> **INSTRUCTIONS TO FOLLOW**
Word for word, restate the records that come after this.

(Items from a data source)
┄┄┄┄┄┄

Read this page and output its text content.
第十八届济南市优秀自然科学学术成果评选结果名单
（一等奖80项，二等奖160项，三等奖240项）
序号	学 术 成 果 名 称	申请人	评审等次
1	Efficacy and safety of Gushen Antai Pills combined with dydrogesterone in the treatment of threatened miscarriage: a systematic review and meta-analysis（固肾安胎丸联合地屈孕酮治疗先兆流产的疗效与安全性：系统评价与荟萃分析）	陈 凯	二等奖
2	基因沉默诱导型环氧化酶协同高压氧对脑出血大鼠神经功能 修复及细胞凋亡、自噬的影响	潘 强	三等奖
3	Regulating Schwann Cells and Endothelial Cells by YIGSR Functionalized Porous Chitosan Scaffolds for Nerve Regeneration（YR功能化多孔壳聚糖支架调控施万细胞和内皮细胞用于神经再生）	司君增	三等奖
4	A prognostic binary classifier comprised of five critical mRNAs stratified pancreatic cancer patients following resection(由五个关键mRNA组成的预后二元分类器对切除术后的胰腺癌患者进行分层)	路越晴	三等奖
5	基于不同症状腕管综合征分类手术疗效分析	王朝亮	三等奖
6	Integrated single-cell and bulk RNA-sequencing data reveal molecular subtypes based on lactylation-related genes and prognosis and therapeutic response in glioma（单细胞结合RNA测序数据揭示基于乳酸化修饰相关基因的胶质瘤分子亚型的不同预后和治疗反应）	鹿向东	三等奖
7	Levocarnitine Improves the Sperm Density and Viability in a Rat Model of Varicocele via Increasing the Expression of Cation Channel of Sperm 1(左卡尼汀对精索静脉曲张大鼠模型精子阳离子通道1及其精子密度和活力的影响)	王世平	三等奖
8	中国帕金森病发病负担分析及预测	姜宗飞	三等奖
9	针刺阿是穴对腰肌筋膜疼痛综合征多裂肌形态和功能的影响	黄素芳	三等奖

┄┄┄┄┄┄

> **THE ANSWER**
Read this page and output its text content.
第十八届济南市优秀自然科学学术成果评选结果名单
（一等奖80项，二等奖160项，三等奖240项）
序号	学 术 成 果 名 称	申请人	评审等次
1	Efficacy and safety of Gushen Antai Pills combined with dydrogesterone in the treatment of threatened miscarriage: a systematic review and meta-analysis（固肾安胎丸联合地屈孕酮治疗先兆流产的疗效与安全性：系统评价与荟萃分析）	陈 凯	二等奖
2	基因沉默诱导型环氧化酶协同高压氧对脑出血大鼠神经功能 修复及细胞凋亡、自噬的影响	潘 强	三等奖
3	Regulating Schwann Cells and Endothelial Cells by YIGSR Functionalized Porous Chitosan Scaffolds for Nerve Regeneration（YR功能化多孔壳聚糖支架调控施万细胞和内皮细胞用于神经再生）	司君增	三等奖
4	A prognostic binary classifier comprised of five critical mRNAs stratified pancreatic cancer patients following resection(由五个关键mRNA组成的预后二元分类器对切除术后的胰腺癌患者进行分层)	路越晴	三等奖
5	基于不同症状腕管综合征分类手术疗效分析	王朝亮	三等奖
6	Integrated single-cell and bulk RNA-sequencing data reveal molecular subtypes based on lactylation-related genes and prognosis and therapeutic response in glioma（单细胞结合RNA测序数据揭示基于乳酸化修饰相关基因的胶质瘤分子亚型的不同预后和治疗反应）	鹿向东	三等奖
7	Levocarnitine Improves the Sperm Density and Viability in a Rat Model of Varicocele via Increasing the Expression of Cation Channel of Sperm 1(左卡尼汀对精索静脉曲张大鼠模型精子阳离子通道1及其精子密度和活力的影响)	王世平	三等奖
8	中国帕金森病发病负担分析及预测	姜宗飞	三等奖
9	针刺阿是穴对腰肌筋膜疼痛综合征多裂肌形态和功能的影响	黄素芳	三等奖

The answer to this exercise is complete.